▶ [GIVEN INFORMATION]:
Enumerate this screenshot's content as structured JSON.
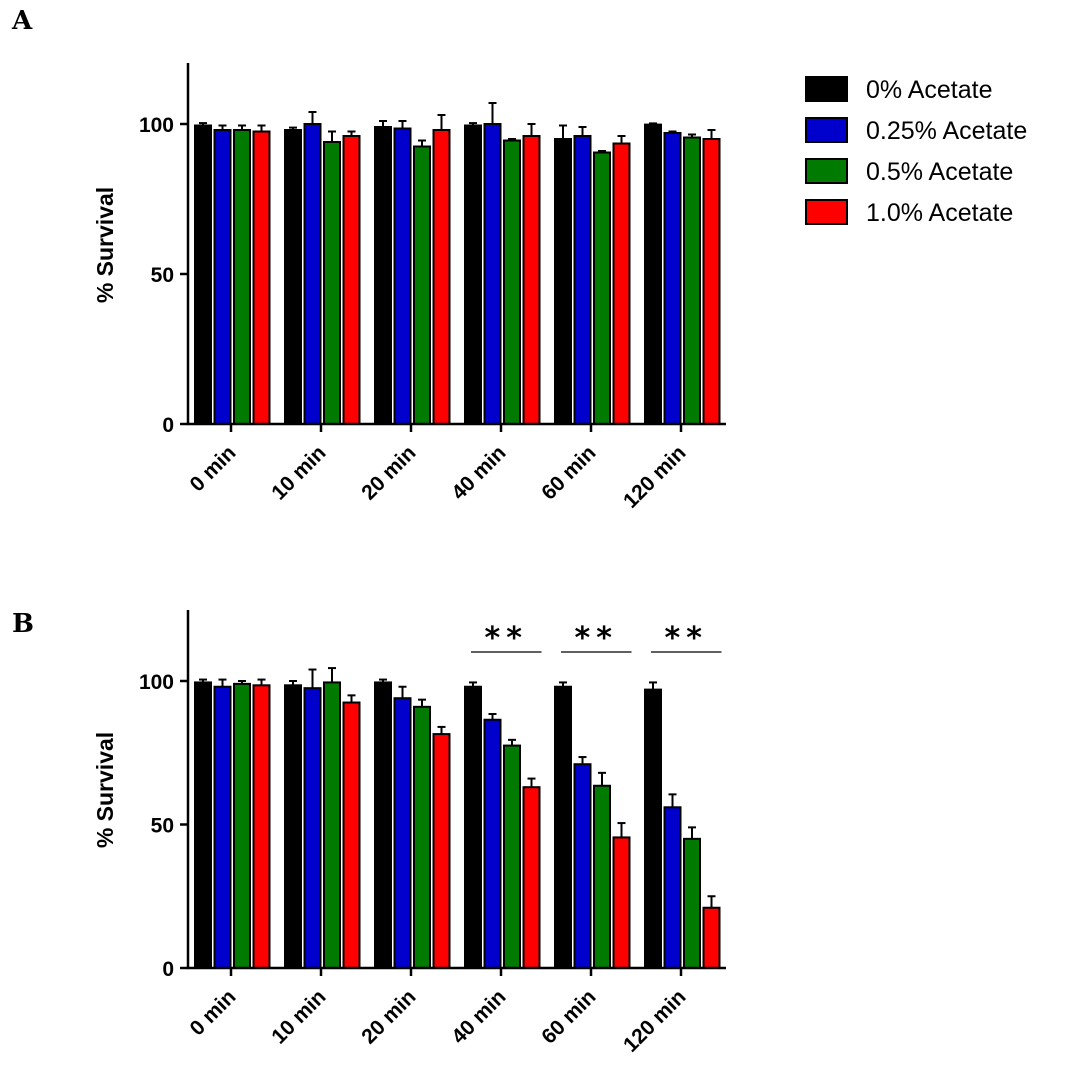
{
  "chart_data": [
    {
      "panel": "A",
      "type": "bar",
      "ylabel": "% Survival",
      "xlabel": "",
      "ylim": [
        0,
        120
      ],
      "yticks": [
        0,
        50,
        100
      ],
      "categories": [
        "0 min",
        "10 min",
        "20 min",
        "40 min",
        "60 min",
        "120 min"
      ],
      "series": [
        {
          "name": "0% Acetate",
          "color": "#000000",
          "values": [
            99.5,
            98,
            99,
            99.5,
            95,
            99.8
          ],
          "errors": [
            0.8,
            0.8,
            2,
            0.8,
            4.5,
            0.4
          ]
        },
        {
          "name": "0.25% Acetate",
          "color": "#0000cc",
          "values": [
            98,
            100,
            98.5,
            100,
            96,
            97
          ],
          "errors": [
            1.5,
            4,
            2.5,
            7,
            3,
            0.5
          ]
        },
        {
          "name": "0.5% Acetate",
          "color": "#007a00",
          "values": [
            98,
            94,
            92.5,
            94.5,
            90.5,
            95.5
          ],
          "errors": [
            1.5,
            3.5,
            2,
            0.5,
            0.5,
            1
          ]
        },
        {
          "name": "1.0% Acetate",
          "color": "#ff0000",
          "values": [
            97.5,
            96,
            98,
            96,
            93.5,
            95
          ],
          "errors": [
            2,
            1.5,
            5,
            4,
            2.5,
            3
          ]
        }
      ],
      "significance": []
    },
    {
      "panel": "B",
      "type": "bar",
      "ylabel": "% Survival",
      "xlabel": "",
      "ylim": [
        0,
        125
      ],
      "yticks": [
        0,
        50,
        100
      ],
      "categories": [
        "0 min",
        "10 min",
        "20 min",
        "40 min",
        "60 min",
        "120 min"
      ],
      "series": [
        {
          "name": "0% Acetate",
          "color": "#000000",
          "values": [
            99.5,
            98.5,
            99.5,
            98,
            98,
            97
          ],
          "errors": [
            1,
            1.5,
            1,
            1.5,
            1.5,
            2.5
          ]
        },
        {
          "name": "0.25% Acetate",
          "color": "#0000cc",
          "values": [
            98,
            97.5,
            94,
            86.5,
            71,
            56
          ],
          "errors": [
            2.5,
            6.5,
            4,
            2,
            2.5,
            4.5
          ]
        },
        {
          "name": "0.5% Acetate",
          "color": "#007a00",
          "values": [
            99,
            99.5,
            91,
            77.5,
            63.5,
            45
          ],
          "errors": [
            1,
            5,
            2.5,
            2,
            4.5,
            4
          ]
        },
        {
          "name": "1.0% Acetate",
          "color": "#ff0000",
          "values": [
            98.5,
            92.5,
            81.5,
            63,
            45.5,
            21
          ],
          "errors": [
            2,
            2.5,
            2.5,
            3,
            5,
            4
          ]
        }
      ],
      "significance": [
        {
          "category": "40 min",
          "label": "**"
        },
        {
          "category": "60 min",
          "label": "**"
        },
        {
          "category": "120 min",
          "label": "**"
        }
      ]
    }
  ],
  "legend": {
    "placement": "top-right",
    "items": [
      {
        "label": "0% Acetate",
        "color": "#000000"
      },
      {
        "label": "0.25% Acetate",
        "color": "#0000cc"
      },
      {
        "label": "0.5% Acetate",
        "color": "#007a00"
      },
      {
        "label": "1.0% Acetate",
        "color": "#ff0000"
      }
    ]
  }
}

▶ [WHAT YOU WILL DO]: Scan the records above for the string "category", then select every line that holds it.

▶ [TASK SOLUTION]:
          "category": "40 min",
          "category": "60 min",
          "category": "120 min",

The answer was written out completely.